→ INSTRUCTIONS FOR THE TASK: Starting at the line that contains "What text is on this page?", copy each line through the end of the listing below. Include both ends and output nothing more.

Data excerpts
☆ ☆ ☆ ☆

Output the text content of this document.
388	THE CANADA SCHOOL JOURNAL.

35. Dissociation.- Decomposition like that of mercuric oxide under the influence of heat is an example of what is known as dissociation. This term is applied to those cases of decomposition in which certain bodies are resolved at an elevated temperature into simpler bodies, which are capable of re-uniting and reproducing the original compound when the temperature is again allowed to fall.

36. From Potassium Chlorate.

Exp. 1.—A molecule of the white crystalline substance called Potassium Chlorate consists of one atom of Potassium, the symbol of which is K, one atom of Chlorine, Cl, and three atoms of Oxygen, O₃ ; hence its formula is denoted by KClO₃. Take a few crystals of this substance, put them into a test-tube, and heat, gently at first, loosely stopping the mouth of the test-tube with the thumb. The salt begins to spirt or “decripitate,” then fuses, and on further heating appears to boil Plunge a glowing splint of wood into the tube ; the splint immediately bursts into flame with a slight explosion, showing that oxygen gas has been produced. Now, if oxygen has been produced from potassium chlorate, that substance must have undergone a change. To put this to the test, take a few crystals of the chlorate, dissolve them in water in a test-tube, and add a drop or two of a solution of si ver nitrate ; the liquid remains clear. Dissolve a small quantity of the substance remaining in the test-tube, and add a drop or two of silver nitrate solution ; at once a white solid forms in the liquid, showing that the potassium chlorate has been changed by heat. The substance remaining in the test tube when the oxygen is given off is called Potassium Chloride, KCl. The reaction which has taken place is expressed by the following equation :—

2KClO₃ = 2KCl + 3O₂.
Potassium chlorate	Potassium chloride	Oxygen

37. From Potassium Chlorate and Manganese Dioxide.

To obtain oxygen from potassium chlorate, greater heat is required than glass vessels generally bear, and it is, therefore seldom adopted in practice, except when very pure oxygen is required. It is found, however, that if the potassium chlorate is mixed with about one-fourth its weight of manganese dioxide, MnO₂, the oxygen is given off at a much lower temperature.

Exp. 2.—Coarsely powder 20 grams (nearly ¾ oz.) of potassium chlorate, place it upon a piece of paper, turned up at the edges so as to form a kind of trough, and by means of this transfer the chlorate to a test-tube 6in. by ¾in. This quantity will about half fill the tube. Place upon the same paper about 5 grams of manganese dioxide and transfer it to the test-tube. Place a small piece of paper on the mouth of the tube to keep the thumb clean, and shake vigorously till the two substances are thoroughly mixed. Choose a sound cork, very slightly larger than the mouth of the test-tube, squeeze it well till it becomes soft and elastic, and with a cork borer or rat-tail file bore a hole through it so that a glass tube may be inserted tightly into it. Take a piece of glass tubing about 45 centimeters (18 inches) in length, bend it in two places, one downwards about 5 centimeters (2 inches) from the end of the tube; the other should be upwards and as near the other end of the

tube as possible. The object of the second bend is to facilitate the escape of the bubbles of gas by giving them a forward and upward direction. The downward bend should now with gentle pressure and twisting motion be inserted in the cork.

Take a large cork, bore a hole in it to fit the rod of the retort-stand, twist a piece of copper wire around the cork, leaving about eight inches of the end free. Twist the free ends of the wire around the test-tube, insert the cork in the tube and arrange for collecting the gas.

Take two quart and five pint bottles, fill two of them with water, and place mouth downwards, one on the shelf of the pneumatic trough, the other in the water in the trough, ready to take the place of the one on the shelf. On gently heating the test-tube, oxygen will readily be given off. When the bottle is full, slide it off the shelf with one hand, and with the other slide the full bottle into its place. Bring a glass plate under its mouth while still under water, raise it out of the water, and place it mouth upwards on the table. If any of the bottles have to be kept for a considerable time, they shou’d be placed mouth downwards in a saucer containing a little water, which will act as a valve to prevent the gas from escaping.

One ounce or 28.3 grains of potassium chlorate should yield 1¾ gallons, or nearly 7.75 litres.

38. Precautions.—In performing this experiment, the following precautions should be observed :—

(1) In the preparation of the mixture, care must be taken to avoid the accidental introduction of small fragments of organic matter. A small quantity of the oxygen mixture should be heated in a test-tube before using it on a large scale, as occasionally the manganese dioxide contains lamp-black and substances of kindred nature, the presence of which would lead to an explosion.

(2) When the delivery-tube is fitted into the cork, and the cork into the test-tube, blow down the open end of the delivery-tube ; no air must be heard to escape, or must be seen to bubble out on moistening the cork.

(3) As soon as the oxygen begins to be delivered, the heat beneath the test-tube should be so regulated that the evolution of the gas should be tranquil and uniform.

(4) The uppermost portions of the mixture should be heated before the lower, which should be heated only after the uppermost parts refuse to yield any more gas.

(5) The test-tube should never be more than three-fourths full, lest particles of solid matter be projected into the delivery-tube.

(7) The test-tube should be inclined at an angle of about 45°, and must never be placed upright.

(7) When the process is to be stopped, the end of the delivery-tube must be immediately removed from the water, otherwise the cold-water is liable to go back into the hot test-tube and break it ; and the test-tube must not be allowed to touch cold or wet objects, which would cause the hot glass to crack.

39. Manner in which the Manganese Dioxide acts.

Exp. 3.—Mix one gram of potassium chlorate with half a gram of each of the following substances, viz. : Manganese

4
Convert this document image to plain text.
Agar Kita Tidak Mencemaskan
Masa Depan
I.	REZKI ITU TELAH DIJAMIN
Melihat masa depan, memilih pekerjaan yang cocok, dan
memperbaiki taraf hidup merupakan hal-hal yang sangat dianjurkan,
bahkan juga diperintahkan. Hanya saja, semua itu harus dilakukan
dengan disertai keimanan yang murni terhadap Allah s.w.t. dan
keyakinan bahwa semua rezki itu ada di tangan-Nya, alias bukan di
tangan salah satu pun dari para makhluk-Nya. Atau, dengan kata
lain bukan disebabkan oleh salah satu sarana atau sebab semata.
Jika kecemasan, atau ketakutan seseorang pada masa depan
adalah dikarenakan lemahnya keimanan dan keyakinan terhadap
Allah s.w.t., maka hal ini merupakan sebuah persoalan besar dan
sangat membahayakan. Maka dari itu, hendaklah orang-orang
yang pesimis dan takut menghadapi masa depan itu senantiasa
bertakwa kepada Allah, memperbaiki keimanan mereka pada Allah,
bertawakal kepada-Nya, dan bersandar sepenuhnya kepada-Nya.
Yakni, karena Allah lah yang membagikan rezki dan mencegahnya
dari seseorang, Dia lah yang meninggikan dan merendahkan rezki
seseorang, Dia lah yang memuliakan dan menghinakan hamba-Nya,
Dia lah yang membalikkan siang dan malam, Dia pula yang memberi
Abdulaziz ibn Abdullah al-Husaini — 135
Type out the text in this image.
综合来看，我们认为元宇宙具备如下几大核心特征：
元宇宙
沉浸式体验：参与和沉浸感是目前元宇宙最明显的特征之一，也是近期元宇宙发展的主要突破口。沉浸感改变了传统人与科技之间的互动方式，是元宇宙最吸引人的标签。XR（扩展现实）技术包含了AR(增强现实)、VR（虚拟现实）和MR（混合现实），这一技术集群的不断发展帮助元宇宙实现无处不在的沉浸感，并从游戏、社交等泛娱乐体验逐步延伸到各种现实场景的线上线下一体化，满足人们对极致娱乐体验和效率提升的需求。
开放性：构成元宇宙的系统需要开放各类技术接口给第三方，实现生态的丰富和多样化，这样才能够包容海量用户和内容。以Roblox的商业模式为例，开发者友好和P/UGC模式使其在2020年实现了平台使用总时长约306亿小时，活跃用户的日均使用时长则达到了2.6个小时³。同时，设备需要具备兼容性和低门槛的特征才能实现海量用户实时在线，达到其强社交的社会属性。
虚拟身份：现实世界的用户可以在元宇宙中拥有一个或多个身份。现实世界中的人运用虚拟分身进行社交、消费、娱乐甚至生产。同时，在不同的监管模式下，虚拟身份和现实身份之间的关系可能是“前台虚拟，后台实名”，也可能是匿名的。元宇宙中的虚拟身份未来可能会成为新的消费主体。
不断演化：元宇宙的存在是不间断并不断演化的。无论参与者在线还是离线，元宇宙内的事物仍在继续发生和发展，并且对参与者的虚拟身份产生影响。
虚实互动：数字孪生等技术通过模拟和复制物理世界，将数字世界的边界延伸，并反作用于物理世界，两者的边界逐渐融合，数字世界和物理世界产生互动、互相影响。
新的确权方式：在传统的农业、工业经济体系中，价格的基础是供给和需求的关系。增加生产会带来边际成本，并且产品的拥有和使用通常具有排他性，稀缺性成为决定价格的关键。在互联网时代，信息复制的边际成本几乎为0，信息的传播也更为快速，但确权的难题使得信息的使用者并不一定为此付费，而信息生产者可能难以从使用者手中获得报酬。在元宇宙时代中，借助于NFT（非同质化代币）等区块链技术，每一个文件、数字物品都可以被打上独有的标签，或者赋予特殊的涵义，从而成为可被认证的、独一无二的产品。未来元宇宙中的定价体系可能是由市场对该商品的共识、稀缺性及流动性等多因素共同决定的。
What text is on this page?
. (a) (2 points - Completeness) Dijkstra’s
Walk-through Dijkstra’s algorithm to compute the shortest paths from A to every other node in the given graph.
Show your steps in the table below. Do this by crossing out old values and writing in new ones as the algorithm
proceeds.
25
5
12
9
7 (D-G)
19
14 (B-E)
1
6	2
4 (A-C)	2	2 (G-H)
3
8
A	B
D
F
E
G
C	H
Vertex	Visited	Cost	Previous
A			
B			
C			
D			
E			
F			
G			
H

☆ ☆ ☆ ☆

→ OUTPUT FOR THIS TASK:
What text is on this page?
. (a) (2 points - Completeness) Dijkstra’s
Walk-through Dijkstra’s algorithm to compute the shortest paths from A to every other node in the given graph.
Show your steps in the table below. Do this by crossing out old values and writing in new ones as the algorithm
proceeds.
25
5
12
9
7 (D-G)
19
14 (B-E)
1
6	2
4 (A-C)	2	2 (G-H)
3
8
A	B
D
F
E
G
C	H
Vertex	Visited	Cost	Previous
A			
B			
C			
D			
E			
F			
G			
H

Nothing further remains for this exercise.